++++ Text section

RE: [Zope] Re: Zope hanging (poss. threads-related)

12 Apr 2000

      ...
-----Original Message-----
From: Michel Pelletier [mailto:michel@digicool.com]
Sent: 12 April 2000 02:29
To: Marcus Collins
Cc: 'zope@zope.org'
Subject: Re: [Zope] Re: Zope hanging (poss. threads-related)
<snip>
...
I suspect this problem *might* be unrelated to the threadlock
discussed so far, in the case of the reported lock, 2 or more
threads cause instability.  In your case, you report 4 is stable.
Our live server, running Zope 2.1.3 with 4 threads, has just had a
thread hang. There has been no management activity on this server
since last it was restarted about four hours ago. At the time of the
hanging, a frameset was being requested (cf. my original post).

A moment ago, I thought this might have something to do with the way ZServer
handles pipelined requests, but the problem exists with PCGI as well as
HTTP...

I haven't yet come close to grokking ZServer, but my suspicions arose
because I'd seen this hanging occur only on frameset pages, for which the
client would quite reasonably send multiple requests on the same 
channel before receiving a response to the first. As our images are
served directly by apache, framesets would be the only initiators of
pipelined requests. So it's not protocol-specific, but this must be some
kind of deadlock problem, or a thread stomping over another request, but
beyond the level of the protocol being used. I'll be focussing on
ZServer/medusa/* now...

As mentioned, I've been testing Zope 2.1.6 under similar conditions,
but with 20 threads. So far, I haven't been able to cause it to hang
on the frameset pages. However, I have caused a single thread to hang
by repeatedly refreshing a page (the method concerned happens to call
an external method, if that adds relevant info.)

++++++++
++++ Data supplied

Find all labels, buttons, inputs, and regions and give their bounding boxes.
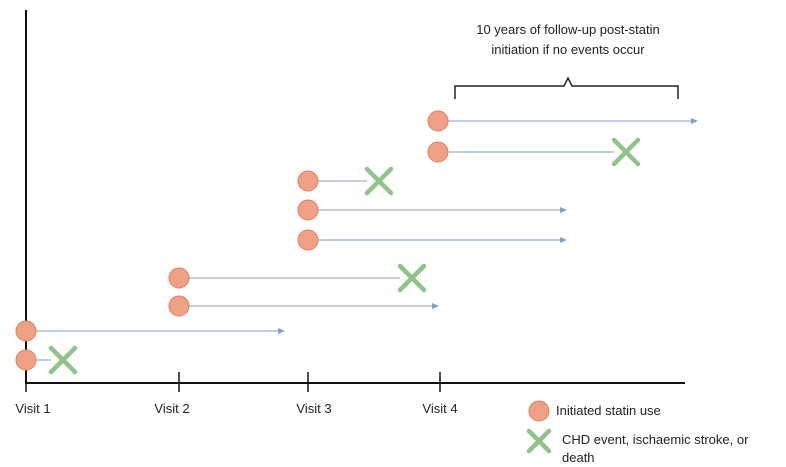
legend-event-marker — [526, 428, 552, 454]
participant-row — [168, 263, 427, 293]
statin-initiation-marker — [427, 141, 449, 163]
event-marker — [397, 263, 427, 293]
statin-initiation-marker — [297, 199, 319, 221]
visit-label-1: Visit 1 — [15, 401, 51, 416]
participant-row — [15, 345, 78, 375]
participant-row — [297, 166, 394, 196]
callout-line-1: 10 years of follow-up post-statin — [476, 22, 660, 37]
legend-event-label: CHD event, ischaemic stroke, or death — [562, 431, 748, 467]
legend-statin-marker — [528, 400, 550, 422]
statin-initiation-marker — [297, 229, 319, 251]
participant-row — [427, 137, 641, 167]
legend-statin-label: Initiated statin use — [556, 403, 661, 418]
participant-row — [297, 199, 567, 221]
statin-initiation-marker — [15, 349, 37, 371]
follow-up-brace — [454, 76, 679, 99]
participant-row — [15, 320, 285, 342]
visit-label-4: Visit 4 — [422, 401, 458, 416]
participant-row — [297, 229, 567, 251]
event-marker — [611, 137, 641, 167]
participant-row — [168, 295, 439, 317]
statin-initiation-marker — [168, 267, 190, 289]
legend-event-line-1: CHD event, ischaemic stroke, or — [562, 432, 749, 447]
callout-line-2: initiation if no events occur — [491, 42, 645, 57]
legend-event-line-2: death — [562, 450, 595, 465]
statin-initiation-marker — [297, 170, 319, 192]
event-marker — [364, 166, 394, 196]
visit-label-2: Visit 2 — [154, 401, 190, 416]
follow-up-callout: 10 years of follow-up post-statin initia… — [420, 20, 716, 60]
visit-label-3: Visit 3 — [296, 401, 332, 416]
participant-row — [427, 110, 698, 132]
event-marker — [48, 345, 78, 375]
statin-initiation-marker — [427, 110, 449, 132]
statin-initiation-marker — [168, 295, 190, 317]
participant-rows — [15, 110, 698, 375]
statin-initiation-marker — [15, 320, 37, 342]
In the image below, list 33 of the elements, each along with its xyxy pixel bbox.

++++++++
++++ Data supplied

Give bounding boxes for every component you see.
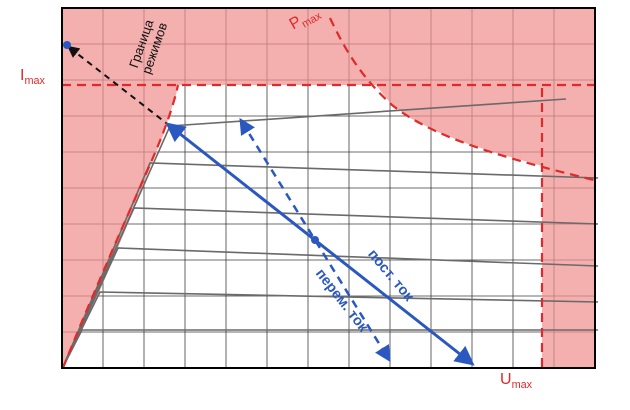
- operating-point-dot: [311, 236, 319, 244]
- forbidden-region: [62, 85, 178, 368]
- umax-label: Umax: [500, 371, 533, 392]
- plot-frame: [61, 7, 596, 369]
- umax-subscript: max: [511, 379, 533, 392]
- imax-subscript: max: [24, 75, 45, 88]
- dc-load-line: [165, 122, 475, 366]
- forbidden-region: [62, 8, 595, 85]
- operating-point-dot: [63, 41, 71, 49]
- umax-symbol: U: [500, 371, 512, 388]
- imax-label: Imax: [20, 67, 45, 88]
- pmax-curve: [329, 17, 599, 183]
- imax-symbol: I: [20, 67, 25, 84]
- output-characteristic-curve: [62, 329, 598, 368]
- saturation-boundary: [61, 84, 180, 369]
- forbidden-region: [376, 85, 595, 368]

++++++++

Task details >> In the Zope hanging thread, how many threads does the live server running Zope 2.1.3 use? The items are separate from the Zope hanging thread.

Result of this exercise >> Four threads.